**TASK TO COMPLETE:** All entries are to be quoted exactly; the images stay out of the copy.

>>

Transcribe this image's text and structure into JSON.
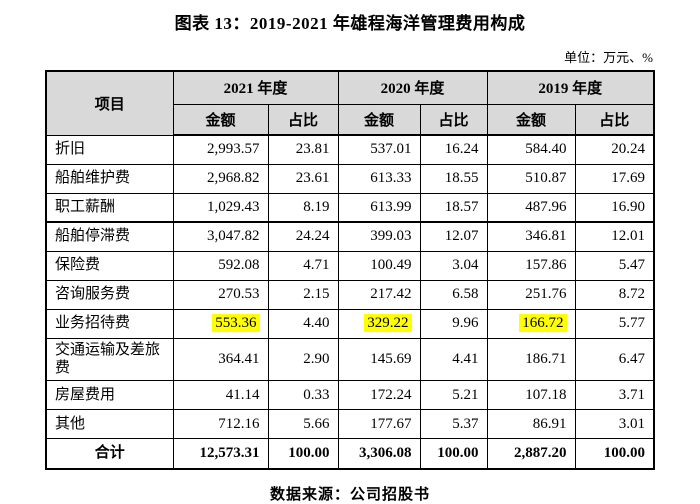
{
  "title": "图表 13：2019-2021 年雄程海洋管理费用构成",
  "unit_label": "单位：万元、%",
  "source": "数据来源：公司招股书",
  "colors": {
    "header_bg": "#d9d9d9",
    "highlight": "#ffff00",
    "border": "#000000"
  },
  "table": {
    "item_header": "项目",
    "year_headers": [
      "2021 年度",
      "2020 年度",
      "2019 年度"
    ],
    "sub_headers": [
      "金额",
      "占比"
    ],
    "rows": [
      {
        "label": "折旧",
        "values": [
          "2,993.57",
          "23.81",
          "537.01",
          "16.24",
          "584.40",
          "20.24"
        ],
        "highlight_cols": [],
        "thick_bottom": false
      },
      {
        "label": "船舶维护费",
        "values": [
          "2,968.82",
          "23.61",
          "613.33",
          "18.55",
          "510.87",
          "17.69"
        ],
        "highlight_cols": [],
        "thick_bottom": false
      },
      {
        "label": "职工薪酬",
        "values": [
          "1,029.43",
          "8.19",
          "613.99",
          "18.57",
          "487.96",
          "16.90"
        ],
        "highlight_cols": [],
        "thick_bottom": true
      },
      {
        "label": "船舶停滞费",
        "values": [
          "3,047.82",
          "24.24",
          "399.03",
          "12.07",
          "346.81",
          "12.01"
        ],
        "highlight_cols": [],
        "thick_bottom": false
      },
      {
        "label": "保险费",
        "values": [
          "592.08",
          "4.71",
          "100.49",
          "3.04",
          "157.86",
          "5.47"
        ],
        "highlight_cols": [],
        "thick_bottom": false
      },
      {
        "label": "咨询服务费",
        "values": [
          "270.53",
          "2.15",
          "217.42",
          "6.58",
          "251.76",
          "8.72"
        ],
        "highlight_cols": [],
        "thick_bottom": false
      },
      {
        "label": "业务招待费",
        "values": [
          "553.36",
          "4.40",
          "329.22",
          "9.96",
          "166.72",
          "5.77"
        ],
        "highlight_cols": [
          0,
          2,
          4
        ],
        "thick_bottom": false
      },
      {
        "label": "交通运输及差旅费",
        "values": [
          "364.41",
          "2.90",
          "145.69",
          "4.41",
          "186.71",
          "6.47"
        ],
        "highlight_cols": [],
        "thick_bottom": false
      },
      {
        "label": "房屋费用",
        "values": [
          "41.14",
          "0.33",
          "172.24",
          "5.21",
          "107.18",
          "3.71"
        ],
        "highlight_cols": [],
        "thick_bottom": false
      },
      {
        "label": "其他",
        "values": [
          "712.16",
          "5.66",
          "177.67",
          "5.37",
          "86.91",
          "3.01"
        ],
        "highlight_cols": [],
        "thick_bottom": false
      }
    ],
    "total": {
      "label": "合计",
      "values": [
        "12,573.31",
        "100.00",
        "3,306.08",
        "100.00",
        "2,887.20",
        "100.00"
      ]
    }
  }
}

<<

**SOLUTION TO THIS EXERCISE:**
Transcribe this image's text and structure into JSON.
{
  "title": "图表 13：2019-2021 年雄程海洋管理费用构成",
  "unit_label": "单位：万元、%",
  "source": "数据来源：公司招股书",
  "colors": {
    "header_bg": "#d9d9d9",
    "highlight": "#ffff00",
    "border": "#000000"
  },
  "table": {
    "item_header": "项目",
    "year_headers": [
      "2021 年度",
      "2020 年度",
      "2019 年度"
    ],
    "sub_headers": [
      "金额",
      "占比"
    ],
    "rows": [
      {
        "label": "折旧",
        "values": [
          "2,993.57",
          "23.81",
          "537.01",
          "16.24",
          "584.40",
          "20.24"
        ],
        "highlight_cols": [],
        "thick_bottom": false
      },
      {
        "label": "船舶维护费",
        "values": [
          "2,968.82",
          "23.61",
          "613.33",
          "18.55",
          "510.87",
          "17.69"
        ],
        "highlight_cols": [],
        "thick_bottom": false
      },
      {
        "label": "职工薪酬",
        "values": [
          "1,029.43",
          "8.19",
          "613.99",
          "18.57",
          "487.96",
          "16.90"
        ],
        "highlight_cols": [],
        "thick_bottom": true
      },
      {
        "label": "船舶停滞费",
        "values": [
          "3,047.82",
          "24.24",
          "399.03",
          "12.07",
          "346.81",
          "12.01"
        ],
        "highlight_cols": [],
        "thick_bottom": false
      },
      {
        "label": "保险费",
        "values": [
          "592.08",
          "4.71",
          "100.49",
          "3.04",
          "157.86",
          "5.47"
        ],
        "highlight_cols": [],
        "thick_bottom": false
      },
      {
        "label": "咨询服务费",
        "values": [
          "270.53",
          "2.15",
          "217.42",
          "6.58",
          "251.76",
          "8.72"
        ],
        "highlight_cols": [],
        "thick_bottom": false
      },
      {
        "label": "业务招待费",
        "values": [
          "553.36",
          "4.40",
          "329.22",
          "9.96",
          "166.72",
          "5.77"
        ],
        "highlight_cols": [
          0,
          2,
          4
        ],
        "thick_bottom": false
      },
      {
        "label": "交通运输及差旅费",
        "values": [
          "364.41",
          "2.90",
          "145.69",
          "4.41",
          "186.71",
          "6.47"
        ],
        "highlight_cols": [],
        "thick_bottom": false
      },
      {
        "label": "房屋费用",
        "values": [
          "41.14",
          "0.33",
          "172.24",
          "5.21",
          "107.18",
          "3.71"
        ],
        "highlight_cols": [],
        "thick_bottom": false
      },
      {
        "label": "其他",
        "values": [
          "712.16",
          "5.66",
          "177.67",
          "5.37",
          "86.91",
          "3.01"
        ],
        "highlight_cols": [],
        "thick_bottom": false
      }
    ],
    "total": {
      "label": "合计",
      "values": [
        "12,573.31",
        "100.00",
        "3,306.08",
        "100.00",
        "2,887.20",
        "100.00"
      ]
    }
  }
}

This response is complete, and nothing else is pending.